▶ **Exercise inputs**
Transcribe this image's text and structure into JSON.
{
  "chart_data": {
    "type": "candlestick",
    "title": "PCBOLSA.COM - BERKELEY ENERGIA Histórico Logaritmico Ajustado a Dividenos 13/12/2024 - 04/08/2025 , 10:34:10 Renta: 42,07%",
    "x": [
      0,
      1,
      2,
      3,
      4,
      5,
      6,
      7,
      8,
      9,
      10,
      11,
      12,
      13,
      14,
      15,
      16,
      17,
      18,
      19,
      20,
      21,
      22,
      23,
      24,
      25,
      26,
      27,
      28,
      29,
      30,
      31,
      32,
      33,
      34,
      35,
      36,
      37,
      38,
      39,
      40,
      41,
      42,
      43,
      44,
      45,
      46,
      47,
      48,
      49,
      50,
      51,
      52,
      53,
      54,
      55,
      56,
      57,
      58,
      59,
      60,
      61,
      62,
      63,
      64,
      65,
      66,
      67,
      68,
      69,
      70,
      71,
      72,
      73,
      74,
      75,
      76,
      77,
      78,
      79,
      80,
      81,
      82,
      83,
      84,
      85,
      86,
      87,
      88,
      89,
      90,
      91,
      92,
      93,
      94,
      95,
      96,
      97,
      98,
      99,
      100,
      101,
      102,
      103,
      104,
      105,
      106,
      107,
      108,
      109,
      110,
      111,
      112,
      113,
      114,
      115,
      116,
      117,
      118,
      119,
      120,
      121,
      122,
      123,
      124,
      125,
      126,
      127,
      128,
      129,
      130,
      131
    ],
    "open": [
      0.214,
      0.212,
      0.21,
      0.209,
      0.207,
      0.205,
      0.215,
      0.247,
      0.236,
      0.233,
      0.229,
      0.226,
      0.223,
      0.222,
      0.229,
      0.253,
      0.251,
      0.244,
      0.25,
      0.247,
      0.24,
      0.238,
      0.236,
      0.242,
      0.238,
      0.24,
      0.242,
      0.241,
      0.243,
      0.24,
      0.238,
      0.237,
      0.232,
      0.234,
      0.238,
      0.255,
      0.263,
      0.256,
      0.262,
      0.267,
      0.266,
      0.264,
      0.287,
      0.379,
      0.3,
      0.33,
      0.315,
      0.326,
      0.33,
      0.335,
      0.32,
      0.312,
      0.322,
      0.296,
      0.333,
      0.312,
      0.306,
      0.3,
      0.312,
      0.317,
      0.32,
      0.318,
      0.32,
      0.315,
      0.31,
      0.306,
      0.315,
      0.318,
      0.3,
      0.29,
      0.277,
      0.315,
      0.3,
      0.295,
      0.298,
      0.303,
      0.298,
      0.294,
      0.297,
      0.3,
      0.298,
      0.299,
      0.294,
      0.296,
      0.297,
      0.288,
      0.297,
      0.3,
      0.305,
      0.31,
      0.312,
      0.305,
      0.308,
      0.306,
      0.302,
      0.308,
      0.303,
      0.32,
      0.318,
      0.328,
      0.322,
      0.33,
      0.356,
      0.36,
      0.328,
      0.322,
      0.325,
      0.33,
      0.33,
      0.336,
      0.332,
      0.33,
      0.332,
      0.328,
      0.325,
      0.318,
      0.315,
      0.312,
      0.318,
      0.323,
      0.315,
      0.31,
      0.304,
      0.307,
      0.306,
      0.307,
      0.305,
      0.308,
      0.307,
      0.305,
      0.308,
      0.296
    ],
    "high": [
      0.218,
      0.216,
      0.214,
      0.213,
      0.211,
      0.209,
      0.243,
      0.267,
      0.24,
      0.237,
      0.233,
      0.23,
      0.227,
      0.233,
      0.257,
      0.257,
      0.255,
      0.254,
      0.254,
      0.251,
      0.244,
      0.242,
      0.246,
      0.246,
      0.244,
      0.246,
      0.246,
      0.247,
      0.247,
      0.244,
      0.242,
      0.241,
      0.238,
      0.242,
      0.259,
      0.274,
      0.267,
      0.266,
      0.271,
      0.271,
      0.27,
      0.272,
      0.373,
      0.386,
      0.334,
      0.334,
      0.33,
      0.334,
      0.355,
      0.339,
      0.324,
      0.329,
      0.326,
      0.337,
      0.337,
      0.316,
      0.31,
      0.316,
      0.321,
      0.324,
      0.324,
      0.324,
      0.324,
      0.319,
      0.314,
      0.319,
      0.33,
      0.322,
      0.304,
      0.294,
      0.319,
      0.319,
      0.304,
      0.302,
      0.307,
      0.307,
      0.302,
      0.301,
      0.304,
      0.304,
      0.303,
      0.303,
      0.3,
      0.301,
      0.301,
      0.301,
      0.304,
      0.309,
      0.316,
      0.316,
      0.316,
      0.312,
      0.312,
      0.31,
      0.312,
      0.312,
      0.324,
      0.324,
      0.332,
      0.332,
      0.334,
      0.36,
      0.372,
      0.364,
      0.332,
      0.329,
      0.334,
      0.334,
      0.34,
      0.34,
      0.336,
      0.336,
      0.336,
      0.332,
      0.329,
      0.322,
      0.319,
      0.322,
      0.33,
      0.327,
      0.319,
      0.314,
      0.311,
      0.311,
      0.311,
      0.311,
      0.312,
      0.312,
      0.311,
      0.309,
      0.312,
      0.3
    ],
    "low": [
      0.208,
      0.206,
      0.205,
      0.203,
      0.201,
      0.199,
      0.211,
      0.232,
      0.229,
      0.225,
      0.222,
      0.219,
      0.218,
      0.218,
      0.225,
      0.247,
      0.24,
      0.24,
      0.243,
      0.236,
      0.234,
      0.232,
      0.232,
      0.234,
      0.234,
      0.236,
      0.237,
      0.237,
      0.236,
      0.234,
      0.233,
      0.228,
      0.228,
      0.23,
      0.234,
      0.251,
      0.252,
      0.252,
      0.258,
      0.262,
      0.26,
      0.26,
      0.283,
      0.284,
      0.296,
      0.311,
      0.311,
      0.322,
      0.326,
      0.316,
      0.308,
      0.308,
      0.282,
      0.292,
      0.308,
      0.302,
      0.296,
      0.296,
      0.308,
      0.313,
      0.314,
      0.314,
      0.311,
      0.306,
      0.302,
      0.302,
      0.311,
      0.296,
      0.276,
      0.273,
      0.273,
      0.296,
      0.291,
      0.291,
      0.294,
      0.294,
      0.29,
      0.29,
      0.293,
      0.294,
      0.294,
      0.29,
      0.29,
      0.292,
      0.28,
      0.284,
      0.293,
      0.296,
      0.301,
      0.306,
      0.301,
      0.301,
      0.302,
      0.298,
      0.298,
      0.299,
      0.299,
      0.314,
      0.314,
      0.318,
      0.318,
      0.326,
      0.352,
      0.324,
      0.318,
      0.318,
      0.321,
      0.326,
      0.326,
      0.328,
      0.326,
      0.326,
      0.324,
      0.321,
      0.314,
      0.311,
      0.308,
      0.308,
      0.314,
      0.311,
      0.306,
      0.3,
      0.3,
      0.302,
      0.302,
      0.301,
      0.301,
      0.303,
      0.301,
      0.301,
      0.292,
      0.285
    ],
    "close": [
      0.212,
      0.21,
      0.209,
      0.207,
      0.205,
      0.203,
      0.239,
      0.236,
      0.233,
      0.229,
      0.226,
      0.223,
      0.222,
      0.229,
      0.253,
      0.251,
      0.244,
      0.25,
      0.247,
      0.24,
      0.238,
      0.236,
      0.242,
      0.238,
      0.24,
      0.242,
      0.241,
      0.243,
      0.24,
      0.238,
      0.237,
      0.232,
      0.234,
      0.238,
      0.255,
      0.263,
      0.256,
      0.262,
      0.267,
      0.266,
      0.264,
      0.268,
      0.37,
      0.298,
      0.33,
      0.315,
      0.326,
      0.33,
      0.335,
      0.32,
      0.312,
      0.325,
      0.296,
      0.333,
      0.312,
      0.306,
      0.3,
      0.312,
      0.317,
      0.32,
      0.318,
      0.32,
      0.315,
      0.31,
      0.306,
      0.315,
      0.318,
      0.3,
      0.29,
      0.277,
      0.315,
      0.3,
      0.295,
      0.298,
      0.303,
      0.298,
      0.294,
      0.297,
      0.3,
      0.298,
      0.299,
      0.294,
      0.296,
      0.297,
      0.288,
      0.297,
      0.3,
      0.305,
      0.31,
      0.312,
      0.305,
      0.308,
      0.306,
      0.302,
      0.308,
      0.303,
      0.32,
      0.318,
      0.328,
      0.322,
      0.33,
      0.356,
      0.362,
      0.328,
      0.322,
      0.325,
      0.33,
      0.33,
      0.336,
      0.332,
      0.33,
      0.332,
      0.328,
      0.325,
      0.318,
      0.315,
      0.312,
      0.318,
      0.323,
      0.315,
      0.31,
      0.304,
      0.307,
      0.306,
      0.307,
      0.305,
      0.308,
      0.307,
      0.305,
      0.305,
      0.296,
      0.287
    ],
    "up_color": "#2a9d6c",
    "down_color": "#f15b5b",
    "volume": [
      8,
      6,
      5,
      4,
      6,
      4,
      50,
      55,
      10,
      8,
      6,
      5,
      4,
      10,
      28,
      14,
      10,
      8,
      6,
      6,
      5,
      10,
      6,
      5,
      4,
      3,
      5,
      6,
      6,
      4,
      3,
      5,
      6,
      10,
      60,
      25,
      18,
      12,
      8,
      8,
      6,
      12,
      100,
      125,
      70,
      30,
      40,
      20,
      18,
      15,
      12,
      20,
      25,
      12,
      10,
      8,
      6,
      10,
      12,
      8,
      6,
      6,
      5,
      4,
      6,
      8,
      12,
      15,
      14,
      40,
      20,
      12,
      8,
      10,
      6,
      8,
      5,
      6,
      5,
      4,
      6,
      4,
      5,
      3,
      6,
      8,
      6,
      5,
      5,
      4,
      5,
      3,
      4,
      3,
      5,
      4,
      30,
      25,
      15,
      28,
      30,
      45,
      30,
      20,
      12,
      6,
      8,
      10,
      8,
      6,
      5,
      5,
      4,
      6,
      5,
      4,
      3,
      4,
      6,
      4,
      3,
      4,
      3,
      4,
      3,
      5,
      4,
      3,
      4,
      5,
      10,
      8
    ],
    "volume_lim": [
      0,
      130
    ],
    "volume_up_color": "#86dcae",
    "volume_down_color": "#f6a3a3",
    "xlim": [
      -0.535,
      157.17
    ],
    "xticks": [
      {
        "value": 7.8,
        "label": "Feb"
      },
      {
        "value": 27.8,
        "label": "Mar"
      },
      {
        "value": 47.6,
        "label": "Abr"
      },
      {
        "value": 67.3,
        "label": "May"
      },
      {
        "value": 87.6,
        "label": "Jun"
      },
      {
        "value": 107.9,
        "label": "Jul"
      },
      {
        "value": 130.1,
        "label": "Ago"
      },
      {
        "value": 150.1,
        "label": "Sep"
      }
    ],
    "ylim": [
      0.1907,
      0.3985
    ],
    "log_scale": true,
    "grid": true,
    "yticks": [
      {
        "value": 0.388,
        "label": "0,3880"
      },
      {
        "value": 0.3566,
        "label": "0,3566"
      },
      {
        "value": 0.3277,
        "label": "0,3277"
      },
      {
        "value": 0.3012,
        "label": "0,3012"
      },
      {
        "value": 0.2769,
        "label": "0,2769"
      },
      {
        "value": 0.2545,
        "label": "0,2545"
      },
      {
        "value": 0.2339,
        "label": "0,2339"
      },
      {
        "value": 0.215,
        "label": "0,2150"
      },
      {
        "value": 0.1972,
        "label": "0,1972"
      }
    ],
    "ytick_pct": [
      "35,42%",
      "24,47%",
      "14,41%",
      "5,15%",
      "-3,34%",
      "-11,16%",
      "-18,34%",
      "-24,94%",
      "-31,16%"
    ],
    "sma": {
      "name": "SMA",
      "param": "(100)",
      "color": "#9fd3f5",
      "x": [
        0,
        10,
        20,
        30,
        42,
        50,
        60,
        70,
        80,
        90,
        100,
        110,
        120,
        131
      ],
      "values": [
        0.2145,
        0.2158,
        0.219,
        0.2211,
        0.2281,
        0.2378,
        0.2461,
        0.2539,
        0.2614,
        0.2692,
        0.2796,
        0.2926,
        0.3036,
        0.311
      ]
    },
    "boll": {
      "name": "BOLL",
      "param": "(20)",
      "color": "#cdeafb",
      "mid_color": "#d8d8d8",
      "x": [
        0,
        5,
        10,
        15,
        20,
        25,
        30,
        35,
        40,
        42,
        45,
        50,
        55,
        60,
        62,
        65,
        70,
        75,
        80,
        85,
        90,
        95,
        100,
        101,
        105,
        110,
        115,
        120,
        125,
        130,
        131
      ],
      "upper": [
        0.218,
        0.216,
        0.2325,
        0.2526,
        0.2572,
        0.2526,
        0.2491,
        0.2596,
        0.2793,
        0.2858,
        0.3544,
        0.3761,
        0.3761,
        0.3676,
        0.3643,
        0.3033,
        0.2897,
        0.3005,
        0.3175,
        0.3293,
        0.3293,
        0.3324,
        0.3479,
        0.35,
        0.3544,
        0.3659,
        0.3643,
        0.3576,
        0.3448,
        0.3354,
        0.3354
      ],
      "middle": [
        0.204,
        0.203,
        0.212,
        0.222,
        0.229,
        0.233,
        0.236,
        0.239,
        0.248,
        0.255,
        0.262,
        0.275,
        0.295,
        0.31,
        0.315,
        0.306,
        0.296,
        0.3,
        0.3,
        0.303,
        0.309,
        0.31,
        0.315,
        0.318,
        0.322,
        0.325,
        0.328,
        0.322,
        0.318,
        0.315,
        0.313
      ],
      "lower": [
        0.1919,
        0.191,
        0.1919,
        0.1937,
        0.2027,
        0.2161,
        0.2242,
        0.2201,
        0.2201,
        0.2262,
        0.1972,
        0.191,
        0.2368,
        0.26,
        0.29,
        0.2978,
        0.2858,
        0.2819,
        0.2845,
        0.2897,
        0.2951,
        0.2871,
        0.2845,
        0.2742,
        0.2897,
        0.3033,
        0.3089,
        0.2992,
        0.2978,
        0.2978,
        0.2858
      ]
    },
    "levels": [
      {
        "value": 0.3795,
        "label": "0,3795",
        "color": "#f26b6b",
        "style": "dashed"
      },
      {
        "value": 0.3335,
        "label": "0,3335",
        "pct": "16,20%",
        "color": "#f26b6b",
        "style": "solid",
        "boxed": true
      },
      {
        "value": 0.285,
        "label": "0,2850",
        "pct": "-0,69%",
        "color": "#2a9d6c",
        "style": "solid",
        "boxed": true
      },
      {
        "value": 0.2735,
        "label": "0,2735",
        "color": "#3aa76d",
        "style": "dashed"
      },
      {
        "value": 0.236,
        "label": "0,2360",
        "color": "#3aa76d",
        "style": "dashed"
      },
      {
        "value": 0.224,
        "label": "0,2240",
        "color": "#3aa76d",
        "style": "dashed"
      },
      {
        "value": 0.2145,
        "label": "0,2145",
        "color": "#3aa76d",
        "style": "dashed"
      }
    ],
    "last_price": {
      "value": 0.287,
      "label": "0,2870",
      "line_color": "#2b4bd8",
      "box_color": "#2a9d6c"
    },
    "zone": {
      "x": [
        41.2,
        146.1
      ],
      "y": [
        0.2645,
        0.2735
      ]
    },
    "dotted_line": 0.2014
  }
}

▶ **Your objective**
Copy each line above that contains the word "true".

▶ **Answer to the problem**
    "log_scale": true,
    "grid": true,
        "boxed": true
        "boxed": true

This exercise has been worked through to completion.